++++ DATA EXCERPTS ++++
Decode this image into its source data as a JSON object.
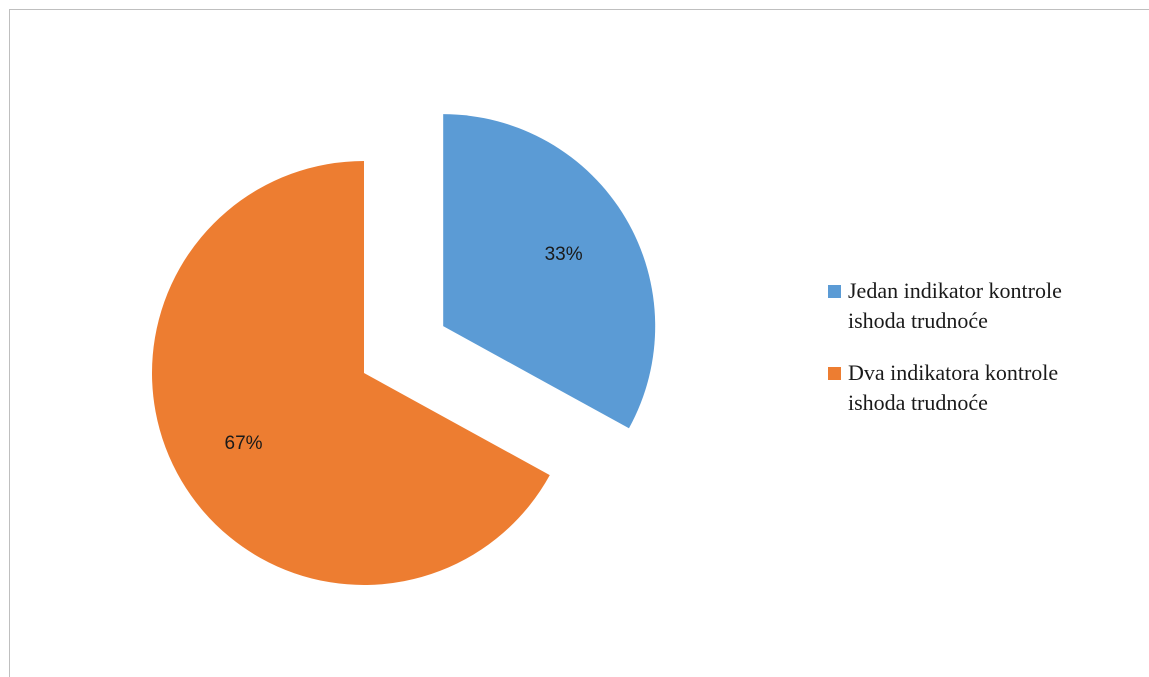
{
  "chart_data": {
    "type": "pie",
    "title": "",
    "categories": [
      "Jedan indikator kontrole ishoda trudnoće",
      "Dva indikatora kontrole ishoda trudnoće"
    ],
    "values": [
      33,
      67
    ],
    "value_labels": [
      "33%",
      "67%"
    ],
    "colors": [
      "#5b9bd5",
      "#ed7d31"
    ],
    "exploded": [
      true,
      false
    ],
    "start_angle_deg": 0,
    "direction": "clockwise",
    "legend_position": "right"
  },
  "legend": {
    "items": [
      {
        "label_line1": "Jedan indikator kontrole",
        "label_line2": "ishoda trudnoće",
        "color": "#5b9bd5"
      },
      {
        "label_line1": "Dva indikatora kontrole",
        "label_line2": "ishoda trudnoće",
        "color": "#ed7d31"
      }
    ]
  }
}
++++
→ **WHAT IS ASKED**
The records above must be transcribed exactly. Pictures are left out of the copy.

→ **ANSWER IN FULL**
Decode this image into its source data as a JSON object.
{
  "chart_data": {
    "type": "pie",
    "title": "",
    "categories": [
      "Jedan indikator kontrole ishoda trudnoće",
      "Dva indikatora kontrole ishoda trudnoće"
    ],
    "values": [
      33,
      67
    ],
    "value_labels": [
      "33%",
      "67%"
    ],
    "colors": [
      "#5b9bd5",
      "#ed7d31"
    ],
    "exploded": [
      true,
      false
    ],
    "start_angle_deg": 0,
    "direction": "clockwise",
    "legend_position": "right"
  },
  "legend": {
    "items": [
      {
        "label_line1": "Jedan indikator kontrole",
        "label_line2": "ishoda trudnoće",
        "color": "#5b9bd5"
      },
      {
        "label_line1": "Dva indikatora kontrole",
        "label_line2": "ishoda trudnoće",
        "color": "#ed7d31"
      }
    ]
  }
}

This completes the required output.